Dataset items:

------------------------------

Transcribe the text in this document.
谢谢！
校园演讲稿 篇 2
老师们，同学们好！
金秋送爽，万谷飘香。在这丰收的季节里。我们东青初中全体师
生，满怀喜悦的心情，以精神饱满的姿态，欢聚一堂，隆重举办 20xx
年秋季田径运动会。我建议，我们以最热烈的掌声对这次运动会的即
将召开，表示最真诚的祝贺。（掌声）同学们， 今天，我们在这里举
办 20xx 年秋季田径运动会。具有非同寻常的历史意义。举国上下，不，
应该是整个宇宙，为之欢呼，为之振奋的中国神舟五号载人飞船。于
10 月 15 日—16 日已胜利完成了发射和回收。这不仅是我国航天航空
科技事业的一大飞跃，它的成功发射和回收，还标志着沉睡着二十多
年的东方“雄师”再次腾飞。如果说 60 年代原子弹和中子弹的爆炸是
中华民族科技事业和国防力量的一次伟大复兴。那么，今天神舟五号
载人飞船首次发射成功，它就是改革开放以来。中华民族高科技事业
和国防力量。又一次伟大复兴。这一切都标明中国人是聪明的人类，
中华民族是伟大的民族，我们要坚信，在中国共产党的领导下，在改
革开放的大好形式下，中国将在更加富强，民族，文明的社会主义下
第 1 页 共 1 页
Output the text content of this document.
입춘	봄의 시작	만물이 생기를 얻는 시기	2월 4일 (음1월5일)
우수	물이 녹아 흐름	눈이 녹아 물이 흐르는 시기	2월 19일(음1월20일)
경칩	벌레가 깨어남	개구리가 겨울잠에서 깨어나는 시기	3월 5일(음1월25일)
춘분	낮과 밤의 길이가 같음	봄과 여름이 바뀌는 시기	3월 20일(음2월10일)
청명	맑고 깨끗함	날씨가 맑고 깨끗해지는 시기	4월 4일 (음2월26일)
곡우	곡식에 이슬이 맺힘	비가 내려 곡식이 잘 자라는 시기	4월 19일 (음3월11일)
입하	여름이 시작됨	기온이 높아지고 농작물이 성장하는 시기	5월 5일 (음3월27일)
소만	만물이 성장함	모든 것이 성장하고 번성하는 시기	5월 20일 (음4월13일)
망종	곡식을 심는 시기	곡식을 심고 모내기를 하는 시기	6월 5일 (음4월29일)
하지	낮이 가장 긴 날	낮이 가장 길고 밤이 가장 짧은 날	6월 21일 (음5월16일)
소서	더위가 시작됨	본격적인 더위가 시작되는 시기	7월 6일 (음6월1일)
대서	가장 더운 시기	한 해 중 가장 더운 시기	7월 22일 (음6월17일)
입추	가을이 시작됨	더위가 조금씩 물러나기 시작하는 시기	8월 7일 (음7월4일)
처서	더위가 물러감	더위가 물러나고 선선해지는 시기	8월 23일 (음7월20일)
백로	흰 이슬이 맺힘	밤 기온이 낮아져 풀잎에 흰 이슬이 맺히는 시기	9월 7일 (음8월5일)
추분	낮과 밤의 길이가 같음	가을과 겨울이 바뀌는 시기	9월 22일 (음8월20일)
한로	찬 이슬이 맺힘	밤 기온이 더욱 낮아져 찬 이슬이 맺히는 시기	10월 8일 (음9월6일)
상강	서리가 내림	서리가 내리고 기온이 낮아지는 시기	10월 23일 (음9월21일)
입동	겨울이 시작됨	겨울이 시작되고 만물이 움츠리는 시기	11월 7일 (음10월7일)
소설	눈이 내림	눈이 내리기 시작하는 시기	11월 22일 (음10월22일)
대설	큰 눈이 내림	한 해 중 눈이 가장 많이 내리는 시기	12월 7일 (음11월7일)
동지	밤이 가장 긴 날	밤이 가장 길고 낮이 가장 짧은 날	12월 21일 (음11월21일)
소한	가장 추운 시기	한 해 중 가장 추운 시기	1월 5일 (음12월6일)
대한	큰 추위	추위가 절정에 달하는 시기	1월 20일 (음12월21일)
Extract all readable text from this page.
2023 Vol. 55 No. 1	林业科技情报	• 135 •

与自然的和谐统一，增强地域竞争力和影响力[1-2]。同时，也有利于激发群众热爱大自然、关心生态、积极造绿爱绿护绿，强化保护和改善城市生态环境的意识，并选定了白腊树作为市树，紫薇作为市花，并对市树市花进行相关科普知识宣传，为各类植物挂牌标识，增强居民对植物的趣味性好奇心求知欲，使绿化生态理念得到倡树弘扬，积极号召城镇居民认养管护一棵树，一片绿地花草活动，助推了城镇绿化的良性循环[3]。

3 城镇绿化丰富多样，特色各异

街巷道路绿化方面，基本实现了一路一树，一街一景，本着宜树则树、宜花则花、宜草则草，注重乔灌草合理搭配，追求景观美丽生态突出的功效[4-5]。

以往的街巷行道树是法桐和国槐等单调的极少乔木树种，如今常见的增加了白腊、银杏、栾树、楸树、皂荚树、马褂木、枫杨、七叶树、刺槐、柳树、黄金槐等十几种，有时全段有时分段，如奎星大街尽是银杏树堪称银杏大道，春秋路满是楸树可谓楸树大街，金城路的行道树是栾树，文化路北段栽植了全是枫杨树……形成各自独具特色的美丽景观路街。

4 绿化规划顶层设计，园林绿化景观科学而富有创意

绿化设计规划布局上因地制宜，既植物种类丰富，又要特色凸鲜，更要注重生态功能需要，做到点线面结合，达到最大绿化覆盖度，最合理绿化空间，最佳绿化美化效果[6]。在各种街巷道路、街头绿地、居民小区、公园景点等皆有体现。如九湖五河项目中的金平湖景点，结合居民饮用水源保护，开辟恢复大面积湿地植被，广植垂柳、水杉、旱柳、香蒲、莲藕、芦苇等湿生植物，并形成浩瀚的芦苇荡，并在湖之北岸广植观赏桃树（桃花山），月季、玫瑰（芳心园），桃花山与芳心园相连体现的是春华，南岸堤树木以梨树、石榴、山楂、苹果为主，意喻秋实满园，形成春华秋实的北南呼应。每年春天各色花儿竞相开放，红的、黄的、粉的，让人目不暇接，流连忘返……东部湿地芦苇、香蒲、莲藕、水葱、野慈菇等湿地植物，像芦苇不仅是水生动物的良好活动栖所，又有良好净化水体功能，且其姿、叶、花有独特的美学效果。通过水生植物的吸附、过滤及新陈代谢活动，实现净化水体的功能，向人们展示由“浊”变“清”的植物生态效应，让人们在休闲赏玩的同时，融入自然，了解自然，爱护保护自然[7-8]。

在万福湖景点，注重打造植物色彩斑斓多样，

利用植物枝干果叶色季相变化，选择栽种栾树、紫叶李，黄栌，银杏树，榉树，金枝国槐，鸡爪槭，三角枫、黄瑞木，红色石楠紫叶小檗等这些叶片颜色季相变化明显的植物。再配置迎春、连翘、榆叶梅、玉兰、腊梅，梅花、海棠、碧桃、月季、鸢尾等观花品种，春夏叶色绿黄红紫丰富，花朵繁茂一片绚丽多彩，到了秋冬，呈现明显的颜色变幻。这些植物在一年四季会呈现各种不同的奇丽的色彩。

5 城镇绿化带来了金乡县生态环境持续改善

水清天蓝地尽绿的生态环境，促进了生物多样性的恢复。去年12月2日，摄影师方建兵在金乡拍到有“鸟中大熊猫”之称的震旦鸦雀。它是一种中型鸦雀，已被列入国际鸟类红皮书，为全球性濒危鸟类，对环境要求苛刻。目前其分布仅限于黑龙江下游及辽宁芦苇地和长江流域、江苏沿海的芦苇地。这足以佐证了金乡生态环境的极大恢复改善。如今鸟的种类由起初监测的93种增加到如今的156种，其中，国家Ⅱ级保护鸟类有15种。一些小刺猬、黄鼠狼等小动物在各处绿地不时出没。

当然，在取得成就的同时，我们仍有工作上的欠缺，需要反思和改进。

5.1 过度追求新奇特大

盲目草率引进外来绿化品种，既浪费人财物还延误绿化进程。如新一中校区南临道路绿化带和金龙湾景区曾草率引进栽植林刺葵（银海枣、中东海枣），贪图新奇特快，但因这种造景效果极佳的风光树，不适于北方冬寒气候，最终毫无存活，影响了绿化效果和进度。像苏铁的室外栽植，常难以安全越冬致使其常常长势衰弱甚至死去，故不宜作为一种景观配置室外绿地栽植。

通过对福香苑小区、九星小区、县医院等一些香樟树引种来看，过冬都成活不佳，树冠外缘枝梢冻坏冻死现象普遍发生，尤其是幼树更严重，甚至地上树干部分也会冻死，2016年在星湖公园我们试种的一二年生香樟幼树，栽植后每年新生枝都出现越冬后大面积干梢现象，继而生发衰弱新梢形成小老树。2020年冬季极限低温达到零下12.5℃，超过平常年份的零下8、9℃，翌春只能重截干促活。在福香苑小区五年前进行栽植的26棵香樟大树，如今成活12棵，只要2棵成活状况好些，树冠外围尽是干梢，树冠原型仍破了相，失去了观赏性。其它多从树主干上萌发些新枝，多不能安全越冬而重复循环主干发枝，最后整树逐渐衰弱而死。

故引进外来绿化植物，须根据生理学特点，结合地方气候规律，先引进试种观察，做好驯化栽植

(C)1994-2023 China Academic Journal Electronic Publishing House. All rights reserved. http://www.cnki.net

------------------------------

SET TASK: Only lines holding the string "年秋季田径运动会" are wanted; gather each one from the entries above.

SOLUTION TO THIS TASK:
年秋季田径运动会。我建议，我们以最热烈的掌声对这次运动会的即
办 20xx 年秋季田径运动会。具有非同寻常的历史意义。举国上下，不，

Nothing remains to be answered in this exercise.